RECORDS TO USE start

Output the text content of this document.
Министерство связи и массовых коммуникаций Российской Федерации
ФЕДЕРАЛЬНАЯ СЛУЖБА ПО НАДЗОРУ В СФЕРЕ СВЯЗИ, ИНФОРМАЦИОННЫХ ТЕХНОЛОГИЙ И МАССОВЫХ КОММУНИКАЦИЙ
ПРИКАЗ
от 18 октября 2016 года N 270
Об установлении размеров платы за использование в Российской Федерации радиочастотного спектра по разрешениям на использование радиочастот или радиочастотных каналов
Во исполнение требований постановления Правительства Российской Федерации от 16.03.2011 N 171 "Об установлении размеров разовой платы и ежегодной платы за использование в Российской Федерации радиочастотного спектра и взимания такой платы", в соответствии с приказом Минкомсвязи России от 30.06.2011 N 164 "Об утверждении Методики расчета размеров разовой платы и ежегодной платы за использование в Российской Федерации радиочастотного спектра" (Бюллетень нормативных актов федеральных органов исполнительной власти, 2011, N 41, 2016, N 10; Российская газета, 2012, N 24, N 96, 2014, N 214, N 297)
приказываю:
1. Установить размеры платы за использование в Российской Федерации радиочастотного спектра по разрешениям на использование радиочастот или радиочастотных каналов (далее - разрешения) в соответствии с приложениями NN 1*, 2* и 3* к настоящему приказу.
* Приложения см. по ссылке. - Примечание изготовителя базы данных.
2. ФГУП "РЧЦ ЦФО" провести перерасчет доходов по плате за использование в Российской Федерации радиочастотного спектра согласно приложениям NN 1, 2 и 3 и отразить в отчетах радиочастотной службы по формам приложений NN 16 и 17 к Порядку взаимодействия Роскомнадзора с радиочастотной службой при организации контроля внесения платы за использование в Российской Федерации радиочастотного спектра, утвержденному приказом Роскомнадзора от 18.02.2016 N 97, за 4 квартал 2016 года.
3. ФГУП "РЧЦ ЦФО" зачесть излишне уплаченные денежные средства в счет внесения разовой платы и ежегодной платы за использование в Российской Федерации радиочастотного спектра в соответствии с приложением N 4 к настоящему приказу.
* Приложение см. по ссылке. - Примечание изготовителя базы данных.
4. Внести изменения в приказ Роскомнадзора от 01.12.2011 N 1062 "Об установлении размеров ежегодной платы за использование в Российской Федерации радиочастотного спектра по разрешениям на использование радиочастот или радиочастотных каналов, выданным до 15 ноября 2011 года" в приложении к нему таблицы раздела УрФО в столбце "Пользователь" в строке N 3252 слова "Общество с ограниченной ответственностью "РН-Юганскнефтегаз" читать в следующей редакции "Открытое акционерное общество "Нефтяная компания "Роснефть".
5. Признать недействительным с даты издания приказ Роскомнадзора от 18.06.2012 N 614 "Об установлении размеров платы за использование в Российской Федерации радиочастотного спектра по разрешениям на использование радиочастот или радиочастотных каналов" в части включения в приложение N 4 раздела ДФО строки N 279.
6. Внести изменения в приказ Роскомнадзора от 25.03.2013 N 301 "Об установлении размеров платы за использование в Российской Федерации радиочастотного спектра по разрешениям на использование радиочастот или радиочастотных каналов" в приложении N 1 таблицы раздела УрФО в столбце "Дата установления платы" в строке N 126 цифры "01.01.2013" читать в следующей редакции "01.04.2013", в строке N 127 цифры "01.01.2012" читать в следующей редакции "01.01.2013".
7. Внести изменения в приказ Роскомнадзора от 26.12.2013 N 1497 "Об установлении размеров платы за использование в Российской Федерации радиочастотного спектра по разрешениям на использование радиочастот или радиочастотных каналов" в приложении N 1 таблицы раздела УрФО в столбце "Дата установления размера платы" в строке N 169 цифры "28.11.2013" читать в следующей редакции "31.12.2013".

RECORDS TO USE end

DIRECTIONS FOR THIS TASK → Look through the records above and report how many lines hold the word "внесения", giving only the number.

ANSWER FOR THE TASK → 2